*YOUR OBJECTIVE:*
Would you start at the line that has "align-left-button[interactable] — [1139, 97, 1172, 128]", stop after the one that has "menu-item-search-with-google[interactable]: Search with", and write those lines out again with "menu-entry-label" substituted for "menu-item-label" and nothing else altered?

--- DATA EXTRACT ---

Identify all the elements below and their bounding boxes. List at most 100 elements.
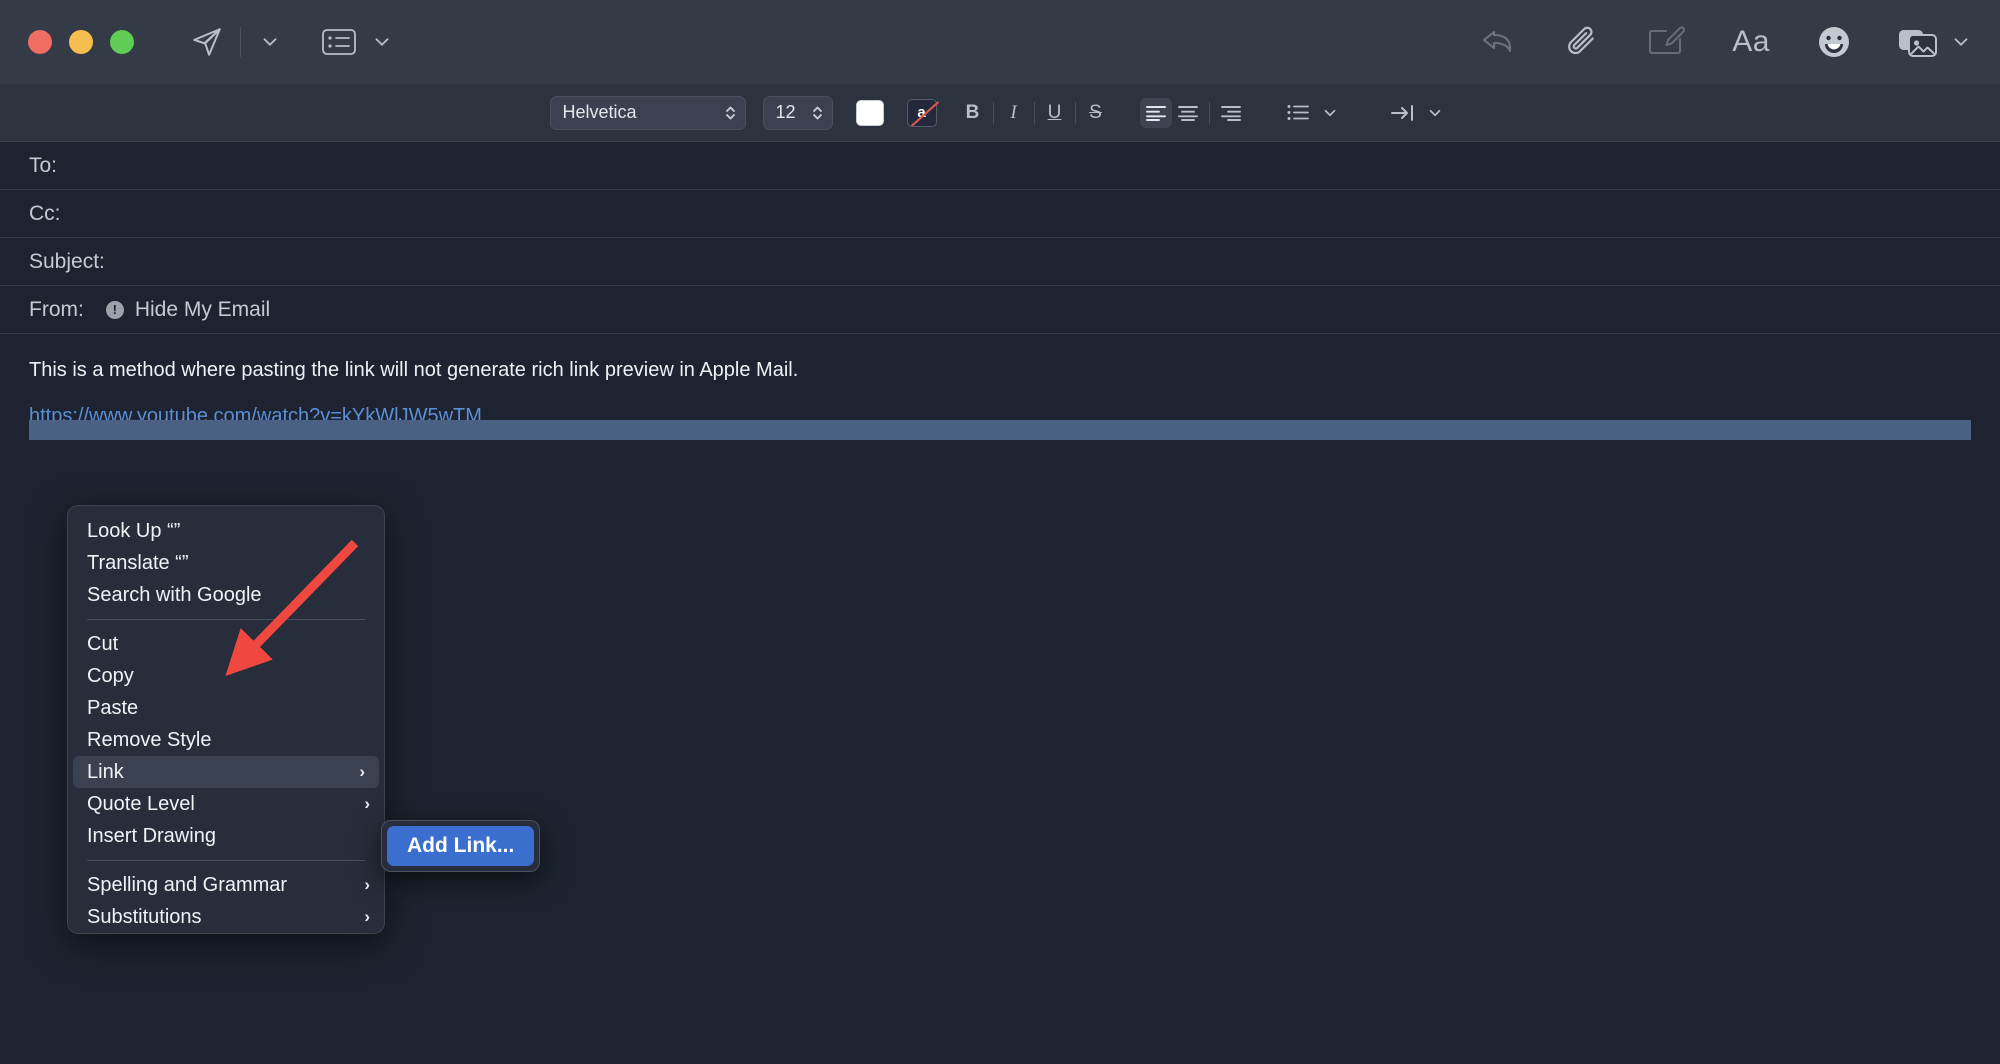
align-left-button[interactable] — [1139, 97, 1172, 128]
reply-arrow-icon — [1483, 31, 1512, 52]
text-selection-highlight — [29, 420, 1971, 440]
photo-browser-icon — [1899, 30, 1937, 57]
divider — [1074, 101, 1076, 124]
minimize-window-button[interactable] — [69, 30, 93, 54]
send-options-button[interactable] — [251, 16, 287, 68]
context-menu-group-edit: Cut Copy Paste Remove Style Link › Quote… — [68, 628, 384, 852]
mail-compose-window: Aa Helvetica 12 a B I U S To: Cc: Subjec… — [0, 0, 2000, 1064]
menu-item-paste[interactable]: Paste — [68, 692, 384, 724]
menu-item-label: Copy — [87, 664, 134, 687]
emoji-picker-button[interactable] — [1810, 16, 1858, 68]
text-color-swatch-button[interactable] — [855, 99, 884, 126]
font-family-select[interactable]: Helvetica — [549, 95, 746, 130]
menu-item-label: Remove Style — [87, 728, 212, 751]
menu-item-cut[interactable]: Cut — [68, 628, 384, 660]
header-fields-options-button[interactable] — [363, 16, 399, 68]
chevron-down-icon — [1324, 109, 1335, 116]
italic-button[interactable]: I — [999, 98, 1029, 128]
submenu-chevron-icon: › — [364, 794, 370, 813]
smiley-face-icon — [1819, 27, 1849, 57]
align-left-icon — [1145, 105, 1166, 121]
message-body[interactable]: This is a method where pasting the link … — [0, 334, 2000, 440]
format-aa-label: Aa — [1732, 25, 1770, 58]
menu-separator — [87, 860, 365, 861]
bulleted-list-icon — [1287, 105, 1309, 120]
reply-button[interactable] — [1474, 16, 1526, 68]
menu-item-quote-level[interactable]: Quote Level › — [68, 788, 384, 820]
menu-item-label: Look Up “” — [87, 519, 181, 542]
submenu-chevron-icon: › — [364, 875, 370, 894]
menu-item-search-with-google[interactable]: Search with Google — [68, 579, 384, 611]
menu-item-label: Quote Level — [87, 792, 195, 815]
send-button[interactable] — [184, 16, 230, 68]
menu-item-label: Paste — [87, 696, 139, 719]
text-style-group: B I U S — [958, 98, 1111, 128]
strikethrough-button[interactable]: S — [1081, 98, 1111, 128]
markup-button[interactable] — [1640, 16, 1692, 68]
menu-item-look-up[interactable]: Look Up “” — [68, 515, 384, 547]
bold-button[interactable]: B — [958, 98, 988, 128]
menu-item-label: Translate “” — [87, 551, 189, 574]
menu-item-translate[interactable]: Translate “” — [68, 547, 384, 579]
markup-pen-icon — [1649, 26, 1686, 54]
font-size-select[interactable]: 12 — [762, 95, 833, 130]
menu-item-label: Insert Drawing — [87, 824, 216, 847]
chevron-down-icon — [1429, 109, 1440, 116]
warning-icon: ! — [105, 300, 124, 319]
from-value[interactable]: Hide My Email — [135, 298, 270, 322]
indent-arrow-icon — [1390, 104, 1413, 121]
from-field-row[interactable]: From: ! Hide My Email — [0, 286, 2000, 334]
menu-item-label: Search with Google — [87, 583, 262, 606]
menu-item-label: Link — [87, 760, 124, 783]
link-submenu: Add Link... — [381, 820, 541, 872]
indent-options-button[interactable] — [1419, 98, 1451, 128]
align-center-button[interactable] — [1172, 98, 1204, 128]
to-label: To: — [29, 153, 58, 177]
menu-item-label: Substitutions — [87, 905, 202, 928]
photo-browser-button[interactable] — [1892, 16, 1978, 68]
divider — [1033, 101, 1035, 124]
traffic-light-controls — [28, 30, 134, 54]
attach-file-button[interactable] — [1560, 16, 1606, 68]
context-menu: Look Up “” Translate “” Search with Goog… — [67, 505, 385, 934]
underline-button[interactable]: U — [1040, 98, 1070, 128]
font-size-stepper-icon — [810, 103, 826, 123]
menu-item-label: Spelling and Grammar — [87, 873, 288, 896]
menu-separator — [87, 619, 365, 620]
submenu-chevron-icon: › — [359, 762, 365, 781]
toolbar-left-group — [184, 16, 399, 68]
header-fields-button[interactable] — [315, 16, 363, 68]
chevron-down-icon — [375, 38, 389, 46]
body-paragraph: This is a method where pasting the link … — [29, 359, 799, 381]
formatting-toolbar: Helvetica 12 a B I U S — [0, 84, 2000, 142]
send-paperplane-icon — [193, 28, 221, 56]
list-options-button[interactable] — [1314, 98, 1346, 128]
menu-item-spelling-and-grammar[interactable]: Spelling and Grammar › — [68, 869, 384, 901]
font-family-stepper-icon — [723, 103, 739, 123]
zoom-window-button[interactable] — [110, 30, 134, 54]
remove-style-button[interactable]: a — [906, 98, 939, 127]
indent-button[interactable] — [1387, 98, 1419, 128]
toolbar-right-group: Aa — [1474, 16, 1978, 68]
list-button[interactable] — [1282, 98, 1314, 128]
to-field-row[interactable]: To: — [0, 142, 2000, 190]
indent-group — [1387, 98, 1451, 128]
align-center-icon — [1177, 105, 1198, 121]
subject-field-row[interactable]: Subject: — [0, 238, 2000, 286]
divider — [1208, 101, 1210, 124]
cc-field-row[interactable]: Cc: — [0, 190, 2000, 238]
align-right-button[interactable] — [1215, 98, 1247, 128]
menu-item-remove-style[interactable]: Remove Style — [68, 724, 384, 756]
from-label: From: — [29, 297, 84, 321]
format-text-button[interactable]: Aa — [1726, 16, 1776, 68]
divider — [992, 101, 994, 124]
font-family-value: Helvetica — [562, 102, 637, 122]
header-fields-icon — [322, 29, 356, 55]
close-window-button[interactable] — [28, 30, 52, 54]
menu-item-substitutions[interactable]: Substitutions › — [68, 901, 384, 933]
submenu-item-add-link[interactable]: Add Link... — [387, 826, 535, 866]
menu-item-copy[interactable]: Copy — [68, 660, 384, 692]
menu-item-insert-drawing[interactable]: Insert Drawing — [68, 820, 384, 852]
menu-item-link[interactable]: Link › — [73, 756, 379, 788]
context-menu-group-text-tools: Spelling and Grammar › Substitutions › — [68, 869, 384, 933]
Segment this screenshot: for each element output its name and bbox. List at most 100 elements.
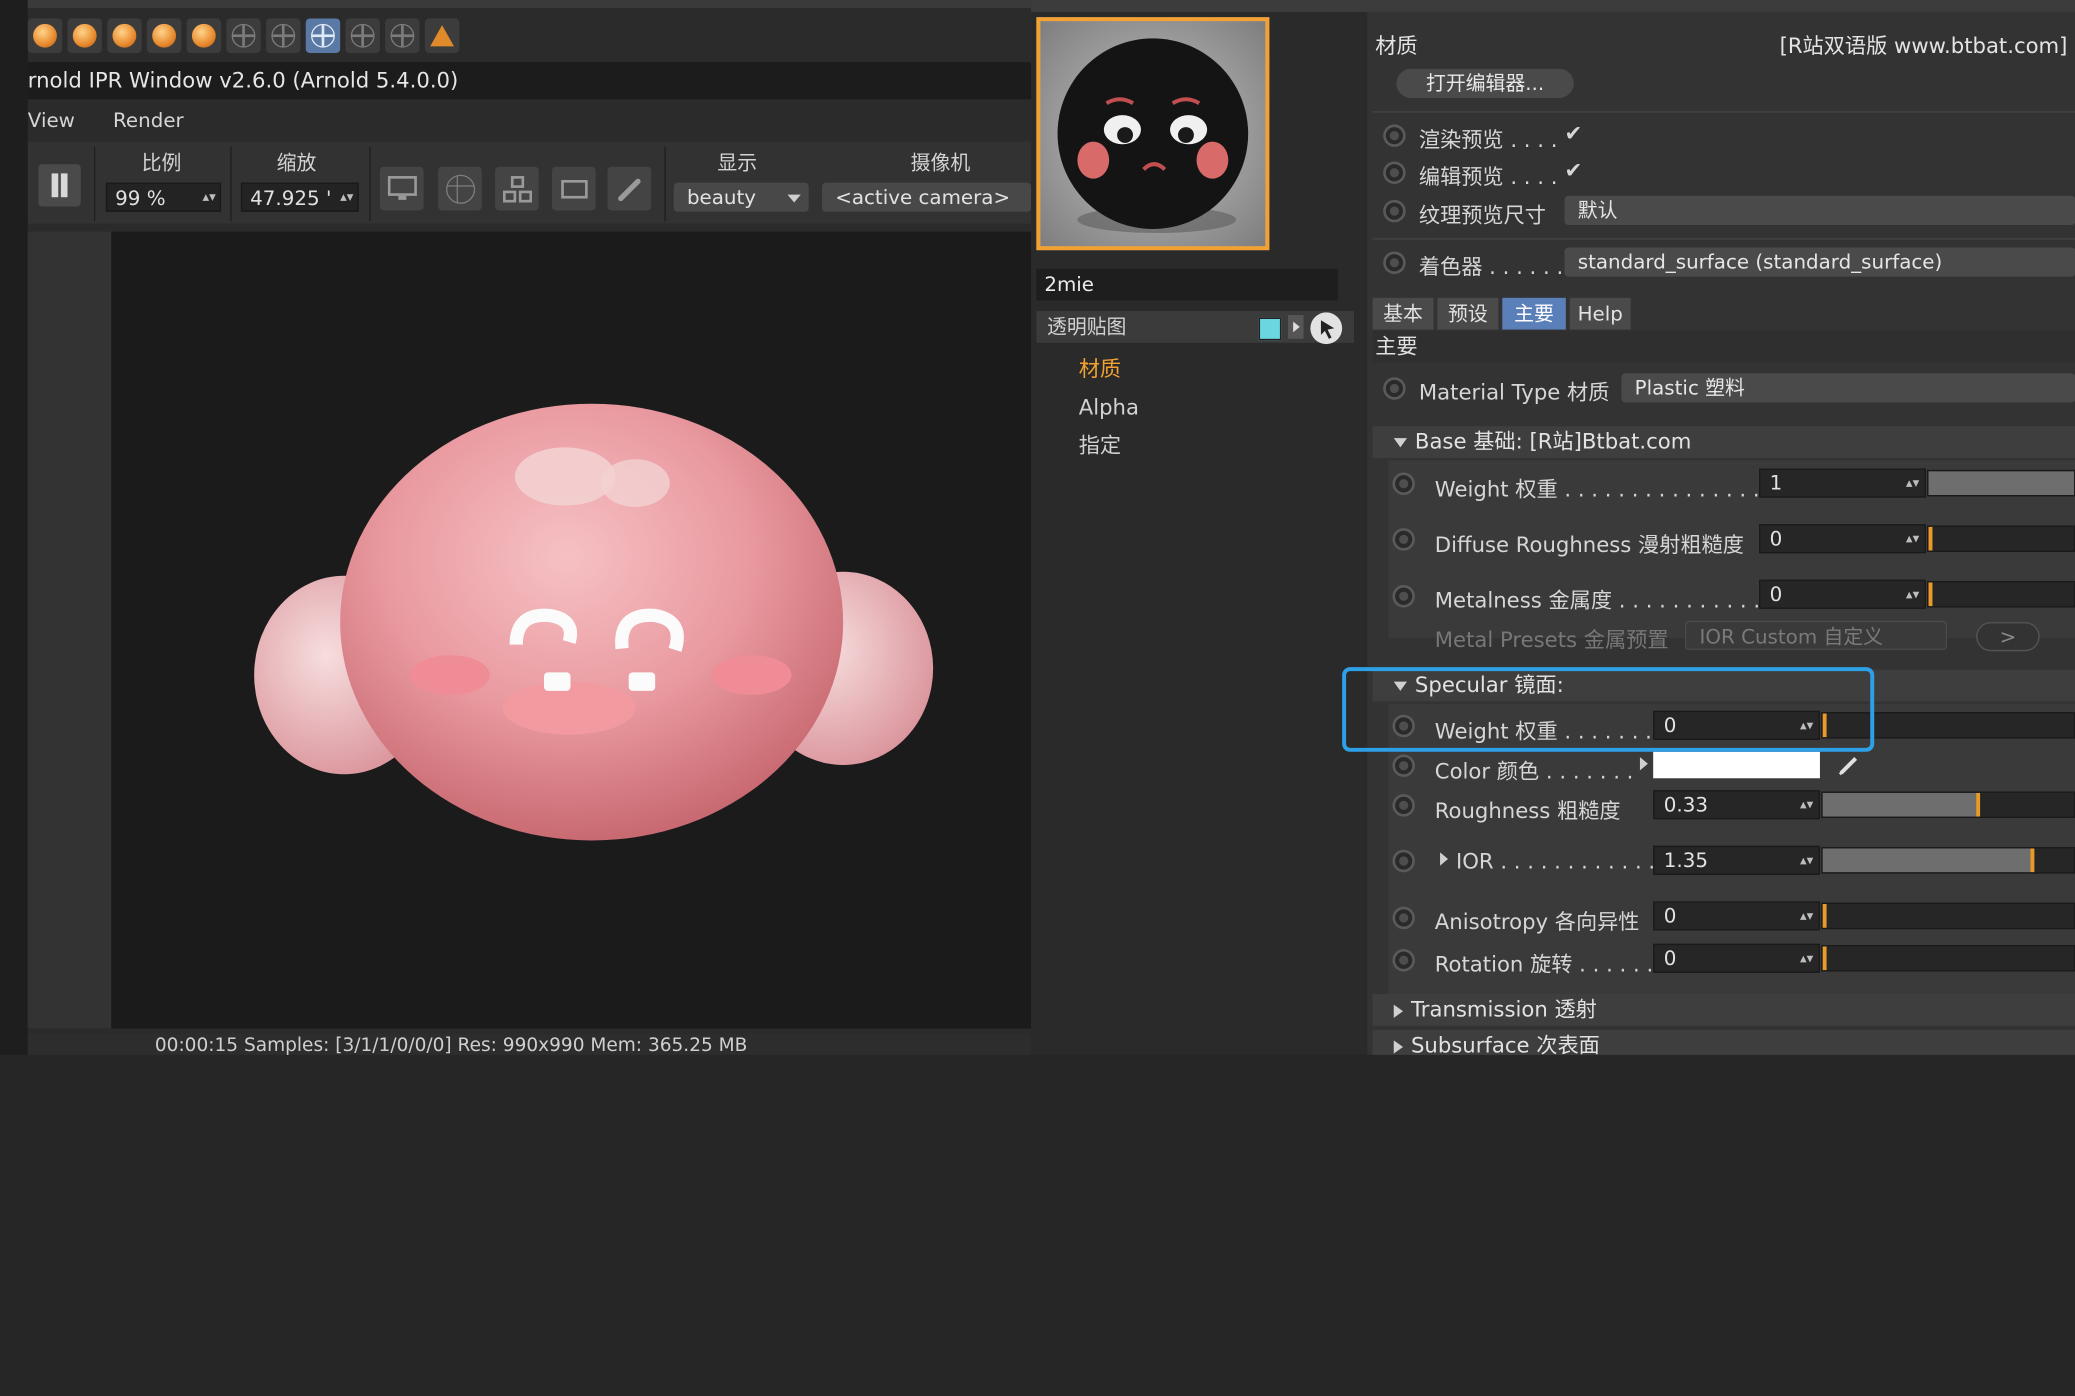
radio-material-type[interactable] <box>1383 377 1406 400</box>
material-name-field[interactable]: 2mie <box>1036 268 1339 301</box>
base-weight-field[interactable]: 1 ▴▾ <box>1759 468 1926 498</box>
base-weight-label: Weight 权重 . . . . . . . . . . . . . . . … <box>1434 476 1774 502</box>
radio-edit-preview[interactable] <box>1383 161 1406 184</box>
ior-field[interactable]: 1.35 ▴▾ <box>1653 845 1820 875</box>
ior-label: IOR . . . . . . . . . . . . <box>1455 848 1656 874</box>
render-preview-checkbox[interactable]: ✔ <box>1564 120 1582 145</box>
monitor-icon <box>387 175 417 200</box>
menu-render[interactable]: Render <box>113 109 184 133</box>
tab-main[interactable]: 主要 <box>1502 297 1566 330</box>
specular-color-swatch[interactable] <box>1653 751 1820 779</box>
render-orb-button-3[interactable] <box>107 18 142 53</box>
tab-presets[interactable]: 预设 <box>1437 297 1499 330</box>
transmission-section-header[interactable]: Transmission 透射 <box>1372 994 2075 1026</box>
divider <box>664 146 666 222</box>
ior-slider[interactable] <box>1821 847 2075 874</box>
open-editor-button[interactable]: 打开编辑器... <box>1396 68 1574 98</box>
render-orb-button-5[interactable] <box>186 18 222 53</box>
radio-texture-preview-size[interactable] <box>1383 199 1406 223</box>
globe-icon <box>445 174 475 204</box>
channel-item-alpha[interactable]: Alpha <box>1079 388 1139 426</box>
specular-roughness-field[interactable]: 0.33 ▴▾ <box>1653 790 1820 820</box>
camera-label: 摄像机 <box>910 150 971 175</box>
metalness-value: 0 <box>1769 582 1783 607</box>
material-type-dropdown[interactable]: Plastic 塑料 <box>1621 373 2075 403</box>
radio-render-preview[interactable] <box>1383 124 1406 147</box>
globe-button-2[interactable] <box>266 18 301 53</box>
render-status: 00:00:15 Samples: [3/1/1/0/0/0] Res: 990… <box>154 1035 748 1055</box>
diffuse-roughness-slider[interactable] <box>1927 525 2075 552</box>
radio-base-weight[interactable] <box>1392 472 1415 496</box>
tab-basic[interactable]: 基本 <box>1372 297 1434 330</box>
texture-preview-size-dropdown[interactable]: 默认 <box>1564 195 2075 226</box>
diffuse-roughness-value: 0 <box>1769 526 1783 551</box>
metal-presets-dropdown[interactable]: IOR Custom 自定义 <box>1684 620 1948 650</box>
camera-dropdown[interactable]: <active camera> <box>821 182 1032 212</box>
edit-preview-checkbox[interactable]: ✔ <box>1564 158 1582 183</box>
radio-rotation[interactable] <box>1392 949 1415 972</box>
tab-help[interactable]: Help <box>1569 297 1631 330</box>
metalness-label: Metalness 金属度 . . . . . . . . . . . <box>1434 587 1761 613</box>
zoom-stepper[interactable]: 47.925 ' ▴▾ <box>240 182 359 212</box>
specular-roughness-slider[interactable] <box>1821 791 2075 818</box>
menu-view[interactable]: View <box>28 109 75 133</box>
stepper-arrows-icon: ▴▾ <box>1800 853 1814 869</box>
arnold-button[interactable] <box>424 18 460 53</box>
globe-button-3[interactable] <box>345 18 380 53</box>
radio-specular-color[interactable] <box>1392 754 1415 777</box>
radio-specular-roughness[interactable] <box>1392 794 1415 817</box>
expand-triangle-icon[interactable] <box>1440 852 1449 866</box>
radio-metalness[interactable] <box>1392 585 1415 608</box>
render-orb-button-1[interactable] <box>27 18 63 53</box>
render-orb-button-4[interactable] <box>146 18 182 53</box>
base-weight-slider[interactable] <box>1927 469 2075 497</box>
color-picker-icon[interactable] <box>1836 752 1862 778</box>
scale-stepper[interactable]: 99 % ▴▾ <box>105 182 222 212</box>
region-button[interactable] <box>551 166 596 211</box>
eyedropper-button[interactable] <box>607 166 652 211</box>
render-orb-button-2[interactable] <box>67 18 102 53</box>
radio-shader[interactable] <box>1383 251 1406 274</box>
specular-roughness-value: 0.33 <box>1663 792 1708 817</box>
channel-item-assign[interactable]: 指定 <box>1079 426 1139 464</box>
metalness-field[interactable]: 0 ▴▾ <box>1759 579 1926 609</box>
rotation-label: Rotation 旋转 . . . . . . <box>1434 951 1654 977</box>
display-dropdown[interactable]: beauty <box>673 182 809 212</box>
render-view[interactable] <box>112 231 1032 1029</box>
region-icon <box>560 179 588 198</box>
attribute-header: 材质 [R站双语版 www.btbat.com] <box>1373 28 2075 59</box>
eyedropper-icon <box>617 178 640 201</box>
anisotropy-slider[interactable] <box>1821 902 2075 930</box>
radio-diffuse-roughness[interactable] <box>1392 528 1415 551</box>
expand-triangle-icon[interactable] <box>1639 757 1648 771</box>
stepper-arrows-icon: ▴▾ <box>202 190 216 206</box>
globe-button-1[interactable] <box>226 18 261 53</box>
monitor-button[interactable] <box>379 166 424 211</box>
radio-ior[interactable] <box>1392 849 1415 873</box>
diffuse-roughness-field[interactable]: 0 ▴▾ <box>1759 524 1926 554</box>
viewport-left-margin <box>27 231 113 1029</box>
zoom-label: 缩放 <box>276 150 317 175</box>
anisotropy-field[interactable]: 0 ▴▾ <box>1653 901 1820 931</box>
rotation-slider[interactable] <box>1821 945 2075 972</box>
globe-button-active[interactable] <box>305 18 341 53</box>
attribute-panel: 材质 [R站双语版 www.btbat.com] 打开编辑器... 渲染预览 .… <box>1367 11 2075 1055</box>
pointer-icon[interactable] <box>1309 311 1343 345</box>
layout-button[interactable] <box>495 166 539 211</box>
material-preview[interactable] <box>1036 17 1270 251</box>
metalness-slider[interactable] <box>1927 581 2075 608</box>
channel-row-transparency-map[interactable]: 透明贴图 <box>1036 311 1355 345</box>
cube-button[interactable] <box>385 18 420 53</box>
base-section-header[interactable]: Base 基础: [R站]Btbat.com <box>1372 426 2075 458</box>
channel-item-material[interactable]: 材质 <box>1079 349 1139 387</box>
subsurface-section-header[interactable]: Subsurface 次表面 <box>1372 1029 2075 1055</box>
metal-presets-apply-button[interactable]: > <box>1976 622 2040 652</box>
scale-label: 比例 <box>141 150 182 175</box>
globe-view-button[interactable] <box>438 166 482 211</box>
watermark-text: [R站双语版 www.btbat.com] <box>1779 33 2068 59</box>
radio-anisotropy[interactable] <box>1392 906 1415 930</box>
play-arrow-icon[interactable] <box>1287 315 1304 339</box>
shader-dropdown[interactable]: standard_surface (standard_surface) <box>1564 247 2075 277</box>
pause-icon[interactable] <box>38 164 81 207</box>
rotation-field[interactable]: 0 ▴▾ <box>1653 943 1820 973</box>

---

*TASK ANSWER:*
align-left-button[interactable] — [1139, 97, 1172, 128]
reply-arrow-icon — [1483, 31, 1512, 52]
text-selection-highlight — [29, 420, 1971, 440]
photo-browser-icon — [1899, 30, 1937, 57]
divider — [1074, 101, 1076, 124]
minimize-window-button[interactable] — [69, 30, 93, 54]
send-options-button[interactable] — [251, 16, 287, 68]
context-menu-group-edit: Cut Copy Paste Remove Style Link › Quote… — [68, 628, 384, 852]
mail-compose-window: Aa Helvetica 12 a B I U S To: Cc: Subjec… — [0, 0, 2000, 1064]
menu-item-paste[interactable]: Paste — [68, 692, 384, 724]
menu-entry-label: Copy — [87, 664, 134, 687]
emoji-picker-button[interactable] — [1810, 16, 1858, 68]
text-color-swatch-button[interactable] — [855, 99, 884, 126]
font-family-select[interactable]: Helvetica — [549, 95, 746, 130]
menu-entry-label: Remove Style — [87, 728, 212, 751]
menu-item-cut[interactable]: Cut — [68, 628, 384, 660]
header-fields-options-button[interactable] — [363, 16, 399, 68]
chevron-down-icon — [1324, 109, 1335, 116]
italic-button[interactable]: I — [999, 98, 1029, 128]
submenu-chevron-icon: › — [364, 794, 370, 813]
smiley-face-icon — [1819, 27, 1849, 57]
align-left-icon — [1145, 105, 1166, 121]
message-body[interactable]: This is a method where pasting the link … — [0, 334, 2000, 440]
format-aa-label: Aa — [1732, 25, 1770, 58]
menu-separator — [87, 860, 365, 861]
bulleted-list-icon — [1287, 105, 1309, 120]
reply-button[interactable] — [1474, 16, 1526, 68]
menu-item-quote-level[interactable]: Quote Level › — [68, 788, 384, 820]
menu-entry-label: Look Up “” — [87, 519, 181, 542]
submenu-chevron-icon: › — [364, 875, 370, 894]
menu-item-search-with-google[interactable]: Search with Google — [68, 579, 384, 611]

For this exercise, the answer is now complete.